▶ _What you have to do_: Copy each line exactly. Drop every picture.

[START OF Data rows]

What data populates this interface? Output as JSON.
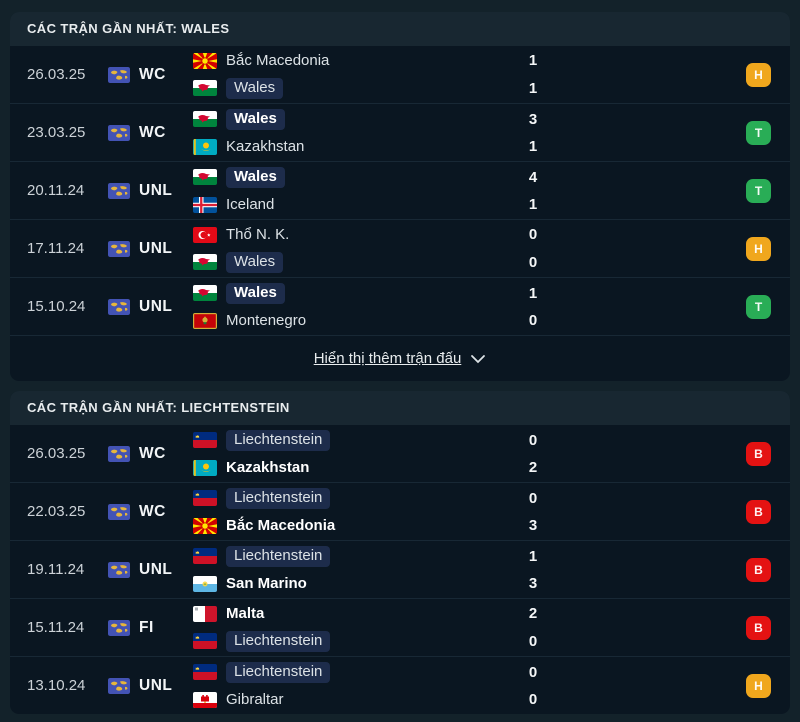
{
  "result_colors": {
    "win": "#29ad56",
    "draw": "#f0a71d",
    "loss": "#e41212"
  },
  "sections": [
    {
      "title": "CÁC TRẬN GẦN NHẤT: WALES",
      "show_more_label": "Hiển thị thêm trận đấu",
      "matches": [
        {
          "date": "26.03.25",
          "competition": "WC",
          "team1": {
            "name": "Bắc Macedonia",
            "flag": "north-macedonia",
            "score": "1",
            "winner": false,
            "highlight": false
          },
          "team2": {
            "name": "Wales",
            "flag": "wales",
            "score": "1",
            "winner": false,
            "highlight": true
          },
          "result": {
            "label": "H",
            "type": "draw"
          }
        },
        {
          "date": "23.03.25",
          "competition": "WC",
          "team1": {
            "name": "Wales",
            "flag": "wales",
            "score": "3",
            "winner": true,
            "highlight": true
          },
          "team2": {
            "name": "Kazakhstan",
            "flag": "kazakhstan",
            "score": "1",
            "winner": false,
            "highlight": false
          },
          "result": {
            "label": "T",
            "type": "win"
          }
        },
        {
          "date": "20.11.24",
          "competition": "UNL",
          "team1": {
            "name": "Wales",
            "flag": "wales",
            "score": "4",
            "winner": true,
            "highlight": true
          },
          "team2": {
            "name": "Iceland",
            "flag": "iceland",
            "score": "1",
            "winner": false,
            "highlight": false
          },
          "result": {
            "label": "T",
            "type": "win"
          }
        },
        {
          "date": "17.11.24",
          "competition": "UNL",
          "team1": {
            "name": "Thổ N. K.",
            "flag": "turkey",
            "score": "0",
            "winner": false,
            "highlight": false
          },
          "team2": {
            "name": "Wales",
            "flag": "wales",
            "score": "0",
            "winner": false,
            "highlight": true
          },
          "result": {
            "label": "H",
            "type": "draw"
          }
        },
        {
          "date": "15.10.24",
          "competition": "UNL",
          "team1": {
            "name": "Wales",
            "flag": "wales",
            "score": "1",
            "winner": true,
            "highlight": true
          },
          "team2": {
            "name": "Montenegro",
            "flag": "montenegro",
            "score": "0",
            "winner": false,
            "highlight": false
          },
          "result": {
            "label": "T",
            "type": "win"
          }
        }
      ]
    },
    {
      "title": "CÁC TRẬN GẦN NHẤT: LIECHTENSTEIN",
      "matches": [
        {
          "date": "26.03.25",
          "competition": "WC",
          "team1": {
            "name": "Liechtenstein",
            "flag": "liechtenstein",
            "score": "0",
            "winner": false,
            "highlight": true
          },
          "team2": {
            "name": "Kazakhstan",
            "flag": "kazakhstan",
            "score": "2",
            "winner": true,
            "highlight": false
          },
          "result": {
            "label": "B",
            "type": "loss"
          }
        },
        {
          "date": "22.03.25",
          "competition": "WC",
          "team1": {
            "name": "Liechtenstein",
            "flag": "liechtenstein",
            "score": "0",
            "winner": false,
            "highlight": true
          },
          "team2": {
            "name": "Bắc Macedonia",
            "flag": "north-macedonia",
            "score": "3",
            "winner": true,
            "highlight": false
          },
          "result": {
            "label": "B",
            "type": "loss"
          }
        },
        {
          "date": "19.11.24",
          "competition": "UNL",
          "team1": {
            "name": "Liechtenstein",
            "flag": "liechtenstein",
            "score": "1",
            "winner": false,
            "highlight": true
          },
          "team2": {
            "name": "San Marino",
            "flag": "san-marino",
            "score": "3",
            "winner": true,
            "highlight": false
          },
          "result": {
            "label": "B",
            "type": "loss"
          }
        },
        {
          "date": "15.11.24",
          "competition": "FI",
          "team1": {
            "name": "Malta",
            "flag": "malta",
            "score": "2",
            "winner": true,
            "highlight": false
          },
          "team2": {
            "name": "Liechtenstein",
            "flag": "liechtenstein",
            "score": "0",
            "winner": false,
            "highlight": true
          },
          "result": {
            "label": "B",
            "type": "loss"
          }
        },
        {
          "date": "13.10.24",
          "competition": "UNL",
          "team1": {
            "name": "Liechtenstein",
            "flag": "liechtenstein",
            "score": "0",
            "winner": false,
            "highlight": true
          },
          "team2": {
            "name": "Gibraltar",
            "flag": "gibraltar",
            "score": "0",
            "winner": false,
            "highlight": false
          },
          "result": {
            "label": "H",
            "type": "draw"
          }
        }
      ]
    }
  ]
}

[END OF Data rows]

▶ _Answer_:
What data populates this interface? Output as JSON.
{
  "result_colors": {
    "win": "#29ad56",
    "draw": "#f0a71d",
    "loss": "#e41212"
  },
  "sections": [
    {
      "title": "CÁC TRẬN GẦN NHẤT: WALES",
      "show_more_label": "Hiển thị thêm trận đấu",
      "matches": [
        {
          "date": "26.03.25",
          "competition": "WC",
          "team1": {
            "name": "Bắc Macedonia",
            "flag": "north-macedonia",
            "score": "1",
            "winner": false,
            "highlight": false
          },
          "team2": {
            "name": "Wales",
            "flag": "wales",
            "score": "1",
            "winner": false,
            "highlight": true
          },
          "result": {
            "label": "H",
            "type": "draw"
          }
        },
        {
          "date": "23.03.25",
          "competition": "WC",
          "team1": {
            "name": "Wales",
            "flag": "wales",
            "score": "3",
            "winner": true,
            "highlight": true
          },
          "team2": {
            "name": "Kazakhstan",
            "flag": "kazakhstan",
            "score": "1",
            "winner": false,
            "highlight": false
          },
          "result": {
            "label": "T",
            "type": "win"
          }
        },
        {
          "date": "20.11.24",
          "competition": "UNL",
          "team1": {
            "name": "Wales",
            "flag": "wales",
            "score": "4",
            "winner": true,
            "highlight": true
          },
          "team2": {
            "name": "Iceland",
            "flag": "iceland",
            "score": "1",
            "winner": false,
            "highlight": false
          },
          "result": {
            "label": "T",
            "type": "win"
          }
        },
        {
          "date": "17.11.24",
          "competition": "UNL",
          "team1": {
            "name": "Thổ N. K.",
            "flag": "turkey",
            "score": "0",
            "winner": false,
            "highlight": false
          },
          "team2": {
            "name": "Wales",
            "flag": "wales",
            "score": "0",
            "winner": false,
            "highlight": true
          },
          "result": {
            "label": "H",
            "type": "draw"
          }
        },
        {
          "date": "15.10.24",
          "competition": "UNL",
          "team1": {
            "name": "Wales",
            "flag": "wales",
            "score": "1",
            "winner": true,
            "highlight": true
          },
          "team2": {
            "name": "Montenegro",
            "flag": "montenegro",
            "score": "0",
            "winner": false,
            "highlight": false
          },
          "result": {
            "label": "T",
            "type": "win"
          }
        }
      ]
    },
    {
      "title": "CÁC TRẬN GẦN NHẤT: LIECHTENSTEIN",
      "matches": [
        {
          "date": "26.03.25",
          "competition": "WC",
          "team1": {
            "name": "Liechtenstein",
            "flag": "liechtenstein",
            "score": "0",
            "winner": false,
            "highlight": true
          },
          "team2": {
            "name": "Kazakhstan",
            "flag": "kazakhstan",
            "score": "2",
            "winner": true,
            "highlight": false
          },
          "result": {
            "label": "B",
            "type": "loss"
          }
        },
        {
          "date": "22.03.25",
          "competition": "WC",
          "team1": {
            "name": "Liechtenstein",
            "flag": "liechtenstein",
            "score": "0",
            "winner": false,
            "highlight": true
          },
          "team2": {
            "name": "Bắc Macedonia",
            "flag": "north-macedonia",
            "score": "3",
            "winner": true,
            "highlight": false
          },
          "result": {
            "label": "B",
            "type": "loss"
          }
        },
        {
          "date": "19.11.24",
          "competition": "UNL",
          "team1": {
            "name": "Liechtenstein",
            "flag": "liechtenstein",
            "score": "1",
            "winner": false,
            "highlight": true
          },
          "team2": {
            "name": "San Marino",
            "flag": "san-marino",
            "score": "3",
            "winner": true,
            "highlight": false
          },
          "result": {
            "label": "B",
            "type": "loss"
          }
        },
        {
          "date": "15.11.24",
          "competition": "FI",
          "team1": {
            "name": "Malta",
            "flag": "malta",
            "score": "2",
            "winner": true,
            "highlight": false
          },
          "team2": {
            "name": "Liechtenstein",
            "flag": "liechtenstein",
            "score": "0",
            "winner": false,
            "highlight": true
          },
          "result": {
            "label": "B",
            "type": "loss"
          }
        },
        {
          "date": "13.10.24",
          "competition": "UNL",
          "team1": {
            "name": "Liechtenstein",
            "flag": "liechtenstein",
            "score": "0",
            "winner": false,
            "highlight": true
          },
          "team2": {
            "name": "Gibraltar",
            "flag": "gibraltar",
            "score": "0",
            "winner": false,
            "highlight": false
          },
          "result": {
            "label": "H",
            "type": "draw"
          }
        }
      ]
    }
  ]
}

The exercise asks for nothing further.